設問内容 —
- 1) 四面体の内接球面に関する文書において、2Fは何に等しいと定められていますか。
- 2) 四面体の内接球面と接点の重心座標に関する文書を、最後の文の後から書き進めてください。

文書 —
++++++++

四面体ABCDの実例で内接球面Iと側面の接点I^Dの重心座標の公式の確認(その2) 2019.05.26(日)
ーーー接点I^Dの重心座標の公式の確認(その1)からの続きーーーー
(Ⅴ)
それでは、いよいよ本題に入る。
四面体ABCDを上の通りとする。このとき、内接球面Iと△ABCとの接点I^Dに対して、
(1) (→II^D)⊥△ABC かつ (2) |(→II^D)|=r [ここにrは内接球面Iの半径]
・・・(5.1.0) となっていることを実際に計算して示そう。
それには、内心Iの重心座標と、I^Dの重心座標を必要とする。
前に示したように、I(S_A/2F,S_B/2F,S_C/2F,S_D/2F)
だった。ここに 2F=S_A+S_B+S_C+S_D である。また I^Dは、
(S_A(1+cosθ(A,D))/2F,S_B(1+cosθ(B,D))/2F,S_C(1+cosθ(C,D))/2F,0)である。

++++++++

保存資料 —

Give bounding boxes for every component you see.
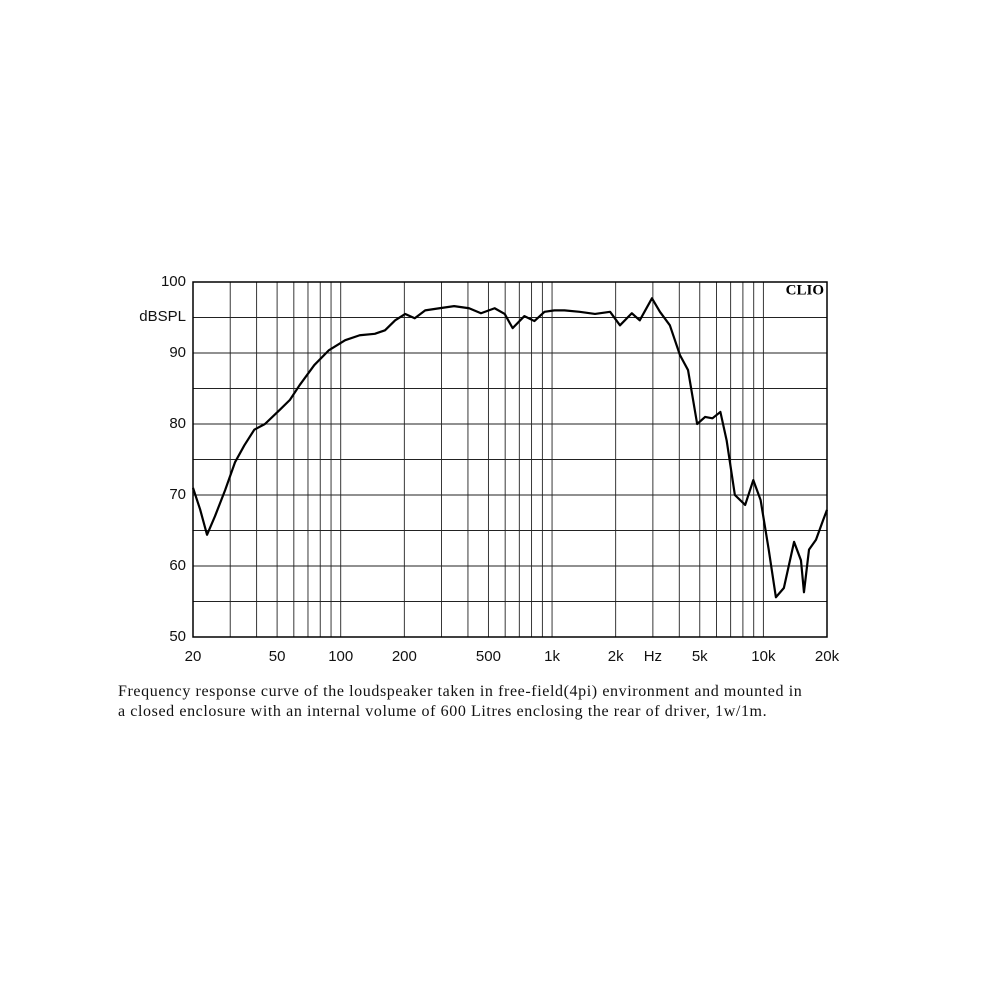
plot-frame: [192, 281, 828, 638]
x-tick-label: 100: [328, 648, 353, 665]
x-tick-label: 5k: [692, 648, 708, 665]
caption-line: a closed enclosure with an internal volu…: [118, 703, 767, 720]
y-tick-label: 50: [169, 628, 186, 645]
x-tick-label: 1k: [544, 648, 560, 665]
y-axis-label: dBSPL: [139, 308, 186, 325]
x-tick-label: 50: [269, 648, 286, 665]
x-tick-label: 10k: [751, 648, 776, 665]
y-tick-label: 70: [169, 486, 186, 503]
annotation: CLIO: [786, 282, 824, 298]
x-tick-label: Hz: [644, 648, 662, 665]
x-tick-label: 20k: [815, 648, 840, 665]
y-tick-label: 60: [169, 557, 186, 574]
y-tick-label: 80: [169, 415, 186, 432]
x-tick-label: 500: [476, 648, 501, 665]
x-tick-label: 20: [185, 648, 202, 665]
y-tick-label: 90: [169, 344, 186, 361]
x-tick-label: 200: [392, 648, 417, 665]
y-tick-label: 100: [161, 273, 186, 290]
caption-line: Frequency response curve of the loudspea…: [118, 683, 802, 700]
x-tick-label: 2k: [608, 648, 624, 665]
response-curve: [191, 297, 829, 599]
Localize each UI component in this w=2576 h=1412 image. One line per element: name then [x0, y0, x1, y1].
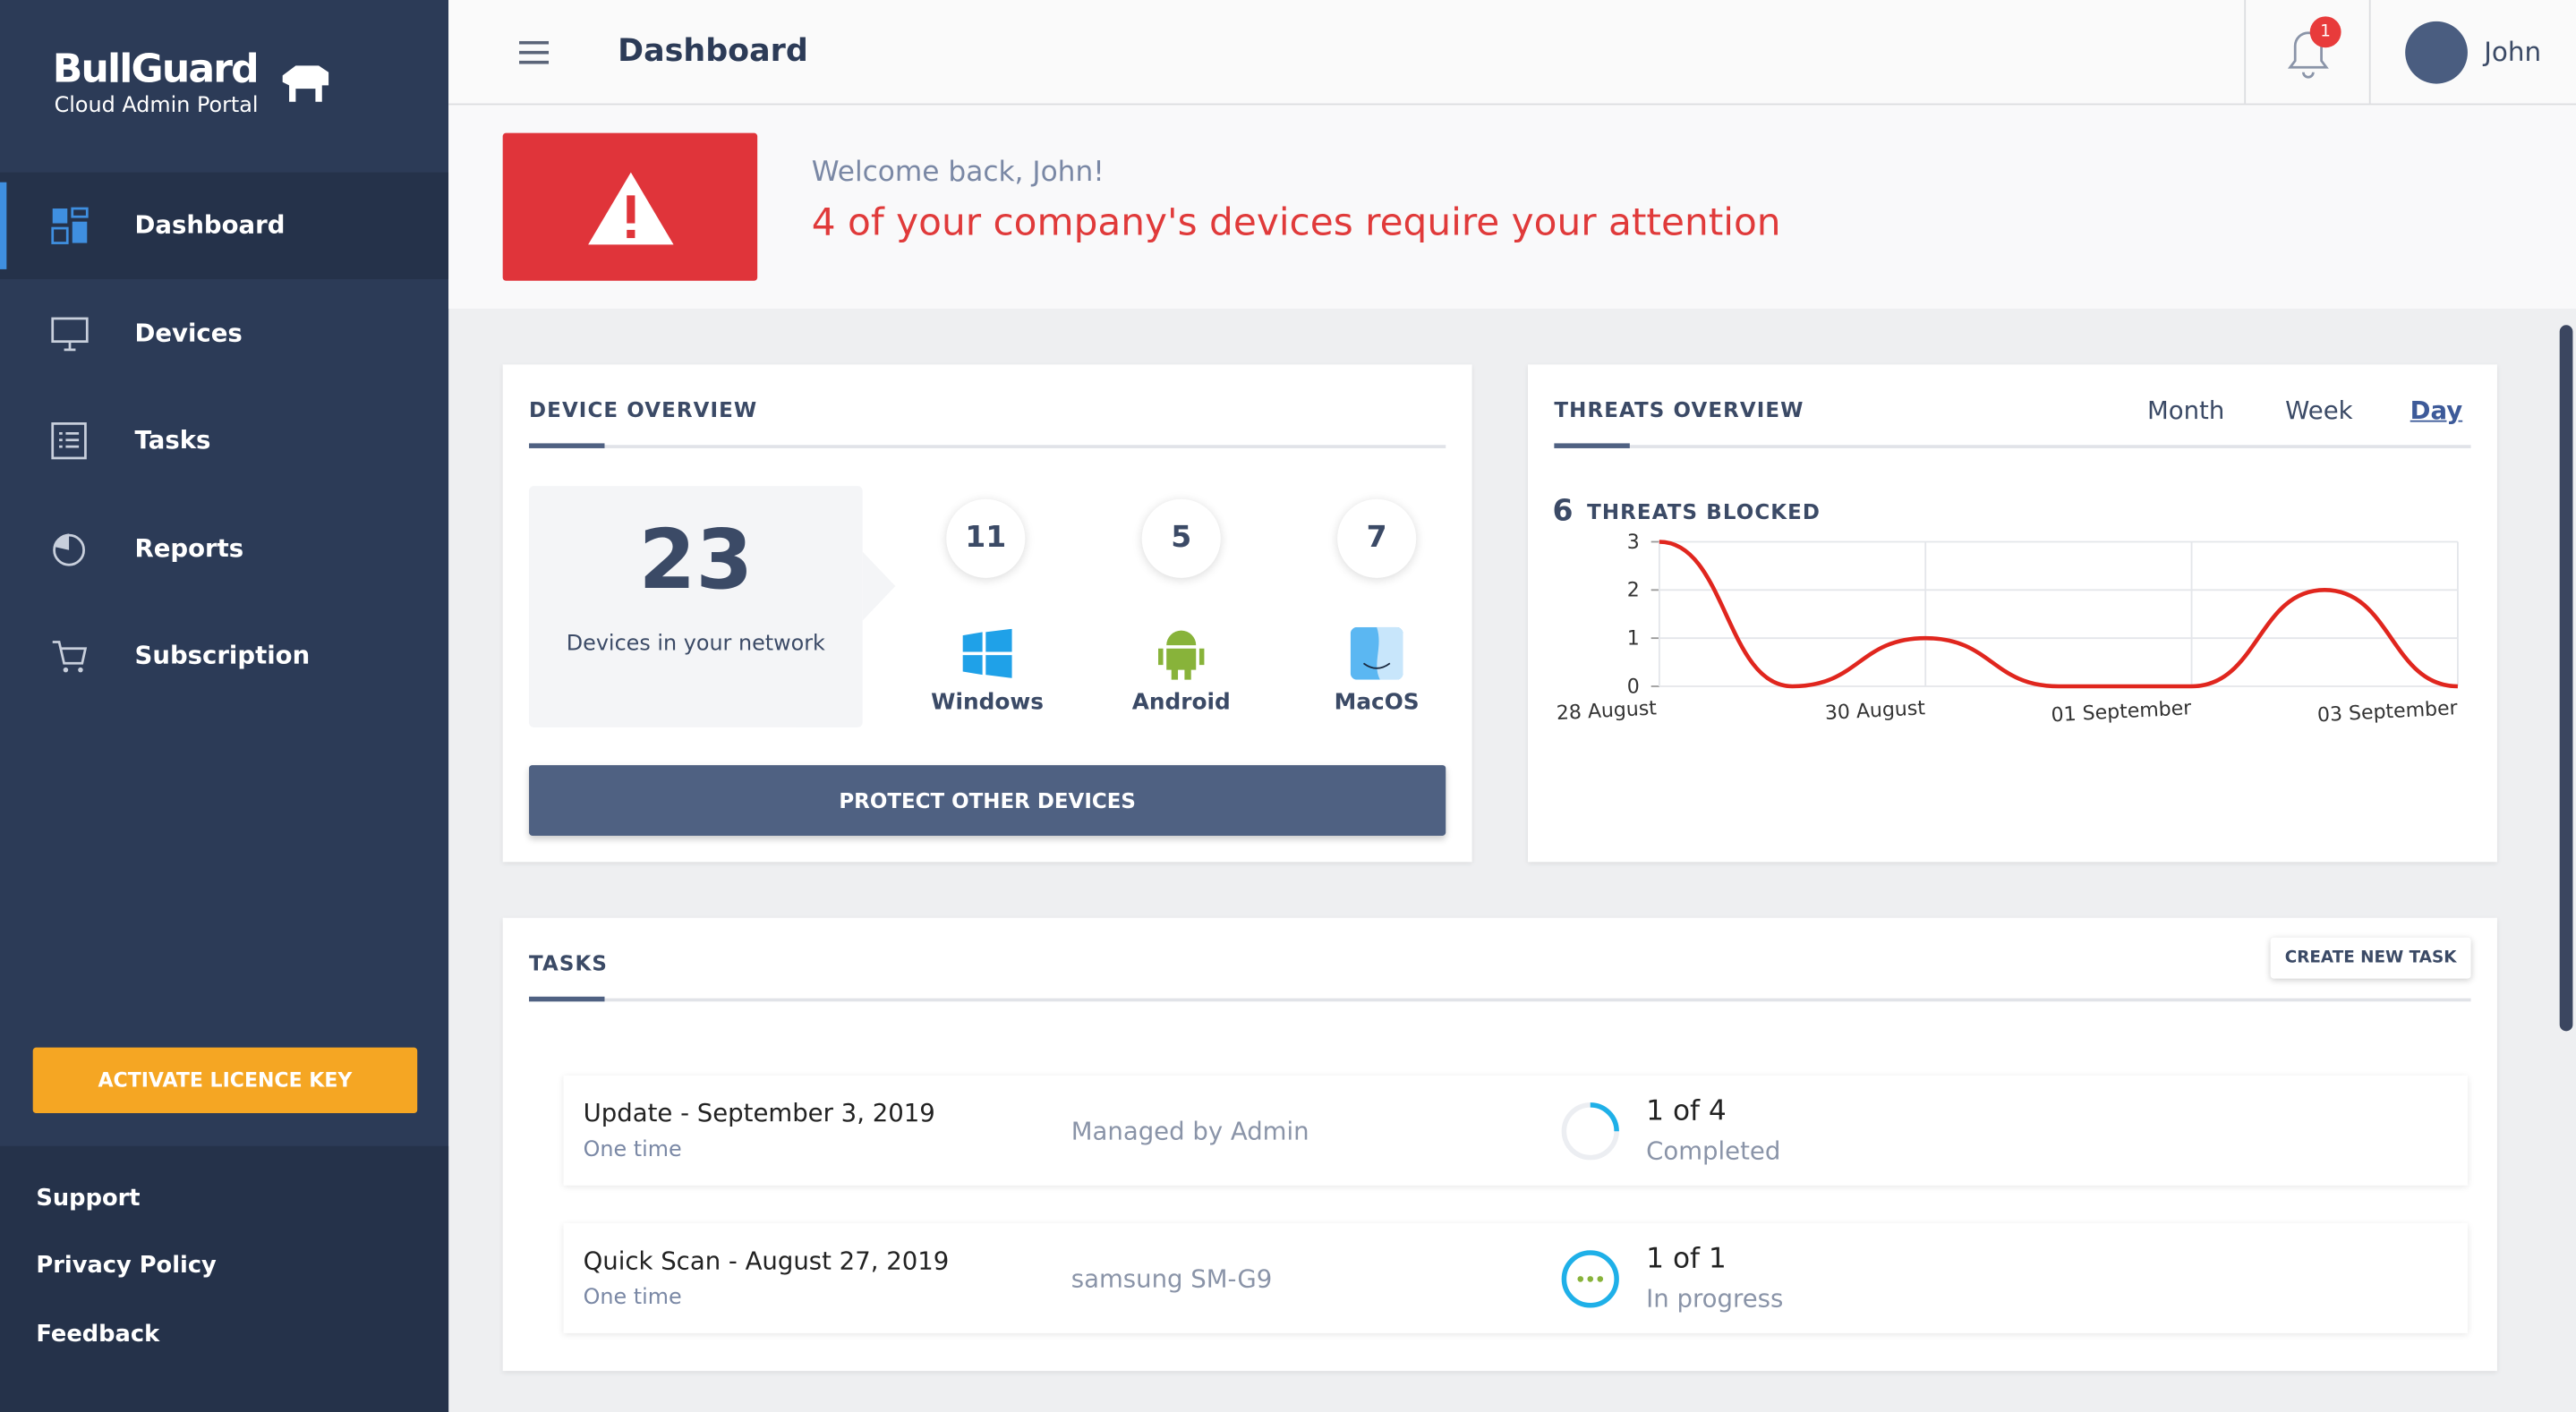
create-task-button[interactable]: CREATE NEW TASK [2270, 937, 2471, 979]
x-tick-label: 01 September [2051, 697, 2193, 727]
threats-chart: 0 1 2 3 28 August 30 August 01 September 03 Sep… [1556, 532, 2459, 727]
protect-button[interactable]: PROTECT OTHER DEVICES [529, 765, 1446, 836]
sidebar-footer [0, 1145, 449, 1412]
footer-link[interactable]: Support [36, 1185, 141, 1212]
divider [2368, 0, 2371, 104]
task-name: Quick Scan - August 27, 2019 [583, 1246, 950, 1276]
footer-link[interactable]: Feedback [36, 1322, 160, 1348]
platform-name: Android [1131, 689, 1231, 717]
card-title: THREATS OVERVIEW [1554, 397, 1804, 422]
android-icon [1158, 630, 1205, 680]
y-tick-label: 0 [1627, 676, 1640, 698]
nav-item[interactable]: Dashboard [0, 172, 449, 279]
nav-icon [53, 532, 85, 566]
y-tick-label: 2 [1627, 580, 1640, 602]
task-status: In progress [1646, 1283, 1784, 1314]
task-row[interactable]: Quick Scan - August 27, 2019 One time sams… [563, 1223, 2468, 1333]
x-tick-label: 28 August [1556, 697, 1658, 725]
card-title: TASKS [529, 950, 608, 975]
nav-label: Tasks [134, 425, 211, 455]
task-schedule: One time [583, 1285, 682, 1311]
header [448, 0, 2576, 106]
nav-item[interactable]: Reports [0, 495, 448, 601]
task-target: samsung SM-G9 [1070, 1263, 1273, 1294]
welcome-text: Welcome back, John! [811, 156, 1105, 190]
sidebar: BullGuard Cloud Admin Portal Dashboard De… [0, 0, 449, 1412]
nav-icon [51, 422, 87, 460]
rule-accent [1554, 443, 1630, 448]
card-title: DEVICE OVERVIEW [529, 397, 758, 422]
task-status: Completed [1646, 1136, 1781, 1166]
threat-line [1659, 540, 2458, 689]
platform-name: Windows [931, 689, 1045, 717]
progress-ring [1561, 1250, 1619, 1308]
page-title: Dashboard [618, 32, 808, 70]
windows-icon [962, 628, 1012, 678]
nav-label: Reports [134, 532, 244, 563]
rule [529, 998, 2471, 1002]
nav-label: Devices [134, 318, 243, 348]
x-tick-label: 30 August [1824, 697, 1926, 725]
nav-item[interactable]: Tasks [0, 387, 448, 494]
rule [529, 445, 1446, 448]
task-progress: 1 of 4 [1646, 1094, 1727, 1128]
logo-subtitle: Cloud Admin Portal [54, 93, 259, 119]
nav-icon [51, 316, 89, 351]
y-tick-label: 1 [1627, 628, 1640, 651]
device-total-label: Devices in your network [566, 632, 825, 657]
progress-ring [1561, 1102, 1619, 1161]
tab[interactable]: Week [2285, 396, 2353, 426]
avatar[interactable] [2405, 21, 2468, 84]
rule-accent [529, 443, 605, 448]
divider [2244, 0, 2247, 104]
warning-icon [588, 172, 674, 245]
scrollbar[interactable] [2559, 325, 2573, 1032]
device-total: 23 [638, 512, 754, 608]
platform-count: 7 [1337, 498, 1417, 578]
platform-count: 5 [1141, 498, 1221, 578]
user-name[interactable]: John [2484, 36, 2542, 68]
logo-dog [282, 65, 329, 102]
macos-icon [1350, 626, 1403, 680]
footer-link[interactable]: Privacy Policy [36, 1253, 217, 1280]
task-name: Update - September 3, 2019 [583, 1098, 935, 1128]
nav-label: Subscription [134, 640, 311, 670]
nav-icon [51, 207, 89, 244]
task-progress: 1 of 1 [1646, 1243, 1727, 1276]
nav-icon [52, 641, 88, 673]
notification-badge: 1 [2309, 16, 2341, 48]
total-box [529, 486, 863, 727]
rule [1554, 445, 2471, 448]
alert-box [502, 132, 758, 281]
x-tick-label: 03 September [2316, 697, 2459, 727]
platform-name: MacOS [1334, 689, 1420, 717]
alert-message: 4 of your company's devices require your… [811, 201, 1781, 245]
alert-banner [448, 105, 2576, 309]
task-row[interactable]: Update - September 3, 2019 One time Manage… [563, 1075, 2468, 1186]
tab[interactable]: Month [2146, 396, 2225, 426]
task-target: Managed by Admin [1070, 1116, 1309, 1146]
menu-icon[interactable] [519, 40, 550, 64]
platform-count: 11 [946, 498, 1026, 578]
tab[interactable]: Day [2410, 396, 2463, 426]
blocked-count: 6 [1552, 494, 1574, 529]
blocked-label: THREATS BLOCKED [1587, 498, 1821, 524]
nav-item[interactable]: Devices [0, 280, 448, 387]
total-pointer [862, 551, 896, 621]
rule-accent [529, 996, 605, 1002]
activate-button[interactable]: ACTIVATE LICENCE KEY [32, 1047, 418, 1114]
nav-item[interactable]: Subscription [0, 602, 448, 709]
task-schedule: One time [583, 1137, 682, 1163]
logo: BullGuard [52, 46, 260, 92]
y-tick-label: 3 [1627, 532, 1640, 554]
nav-label: Dashboard [134, 209, 286, 240]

++++++++

想定解答 —
- 1) 2F=S_A+S_B+S_C+S_D です。

- 2)
・・・(#)
(1)
よって、
(→II^D)=[S_A(1+cosθ(A,D))/2F-S_A/2F](→PA)+[S_B(1+cosθ(B,D))/2F-S_B/2F](→PB)
+[S_C(1+cosθ(C,D))/2F-S_C/2F](→PC)+[0-S_D/2F](→PD)
即ち、(→II^D)=1/2F[(S_A)cosθ(A,D))(→PA)+(S_B)cosθ(B,D))(→PB)]
+1/2F[(S_C)cosθ(C,D))(→PC)-(S_D)(→PD)] ・・・(5.1.1)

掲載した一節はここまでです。